### AUFGABENSTELLUNG
Tauschen Sie in sämtlichen Einträgen "Description with numbered items" gegen "Description with labeled items" aus und geben Sie die Zeilen sonst unverändert wieder.

### DATENZEILEN

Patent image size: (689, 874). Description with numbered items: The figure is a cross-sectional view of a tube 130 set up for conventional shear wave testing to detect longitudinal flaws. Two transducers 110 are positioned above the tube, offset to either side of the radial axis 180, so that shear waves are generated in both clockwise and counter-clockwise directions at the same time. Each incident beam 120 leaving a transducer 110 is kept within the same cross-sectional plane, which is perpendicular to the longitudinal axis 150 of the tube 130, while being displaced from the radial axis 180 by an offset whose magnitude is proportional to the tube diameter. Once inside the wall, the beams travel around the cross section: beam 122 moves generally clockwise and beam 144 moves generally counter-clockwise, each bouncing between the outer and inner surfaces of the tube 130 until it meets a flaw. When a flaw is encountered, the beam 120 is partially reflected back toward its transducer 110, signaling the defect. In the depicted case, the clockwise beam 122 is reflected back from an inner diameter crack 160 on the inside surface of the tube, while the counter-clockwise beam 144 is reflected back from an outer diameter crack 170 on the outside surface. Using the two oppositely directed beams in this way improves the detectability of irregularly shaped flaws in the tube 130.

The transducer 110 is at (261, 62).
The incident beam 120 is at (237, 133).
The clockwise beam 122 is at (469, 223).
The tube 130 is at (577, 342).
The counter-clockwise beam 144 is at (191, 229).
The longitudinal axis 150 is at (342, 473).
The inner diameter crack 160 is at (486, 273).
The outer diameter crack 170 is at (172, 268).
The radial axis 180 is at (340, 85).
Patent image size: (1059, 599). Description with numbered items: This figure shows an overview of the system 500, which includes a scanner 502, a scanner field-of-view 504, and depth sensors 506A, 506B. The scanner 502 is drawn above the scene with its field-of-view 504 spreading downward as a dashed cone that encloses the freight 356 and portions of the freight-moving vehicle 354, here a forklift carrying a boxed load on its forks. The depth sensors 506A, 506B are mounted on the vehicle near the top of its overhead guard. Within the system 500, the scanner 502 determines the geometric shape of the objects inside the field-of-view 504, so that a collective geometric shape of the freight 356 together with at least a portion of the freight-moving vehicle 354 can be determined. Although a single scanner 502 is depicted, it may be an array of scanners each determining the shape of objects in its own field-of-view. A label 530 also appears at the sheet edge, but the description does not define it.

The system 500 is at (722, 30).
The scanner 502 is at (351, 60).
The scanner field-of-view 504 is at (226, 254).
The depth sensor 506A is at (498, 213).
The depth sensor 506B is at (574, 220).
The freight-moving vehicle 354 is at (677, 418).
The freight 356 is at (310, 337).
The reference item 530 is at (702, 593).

### ANTWORT
Patent image size: (689, 874). Description with labeled items: The figure is a cross-sectional view of a tube 130 set up for conventional shear wave testing to detect longitudinal flaws. Two transducers 110 are positioned above the tube, offset to either side of the radial axis 180, so that shear waves are generated in both clockwise and counter-clockwise directions at the same time. Each incident beam 120 leaving a transducer 110 is kept within the same cross-sectional plane, which is perpendicular to the longitudinal axis 150 of the tube 130, while being displaced from the radial axis 180 by an offset whose magnitude is proportional to the tube diameter. Once inside the wall, the beams travel around the cross section: beam 122 moves generally clockwise and beam 144 moves generally counter-clockwise, each bouncing between the outer and inner surfaces of the tube 130 until it meets a flaw. When a flaw is encountered, the beam 120 is partially reflected back toward its transducer 110, signaling the defect. In the depicted case, the clockwise beam 122 is reflected back from an inner diameter crack 160 on the inside surface of the tube, while the counter-clockwise beam 144 is reflected back from an outer diameter crack 170 on the outside surface. Using the two oppositely directed beams in this way improves the detectability of irregularly shaped flaws in the tube 130.

The transducer 110 is at (261, 62).
The incident beam 120 is at (237, 133).
The clockwise beam 122 is at (469, 223).
The tube 130 is at (577, 342).
The counter-clockwise beam 144 is at (191, 229).
The longitudinal axis 150 is at (342, 473).
The inner diameter crack 160 is at (486, 273).
The outer diameter crack 170 is at (172, 268).
The radial axis 180 is at (340, 85).
Patent image size: (1059, 599). Description with labeled items: This figure shows an overview of the system 500, which includes a scanner 502, a scanner field-of-view 504, and depth sensors 506A, 506B. The scanner 502 is drawn above the scene with its field-of-view 504 spreading downward as a dashed cone that encloses the freight 356 and portions of the freight-moving vehicle 354, here a forklift carrying a boxed load on its forks. The depth sensors 506A, 506B are mounted on the vehicle near the top of its overhead guard. Within the system 500, the scanner 502 determines the geometric shape of the objects inside the field-of-view 504, so that a collective geometric shape of the freight 356 together with at least a portion of the freight-moving vehicle 354 can be determined. Although a single scanner 502 is depicted, it may be an array of scanners each determining the shape of objects in its own field-of-view. A label 530 also appears at the sheet edge, but the description does not define it.

The system 500 is at (722, 30).
The scanner 502 is at (351, 60).
The scanner field-of-view 504 is at (226, 254).
The depth sensor 506A is at (498, 213).
The depth sensor 506B is at (574, 220).
The freight-moving vehicle 354 is at (677, 418).
The freight 356 is at (310, 337).
The reference item 530 is at (702, 593).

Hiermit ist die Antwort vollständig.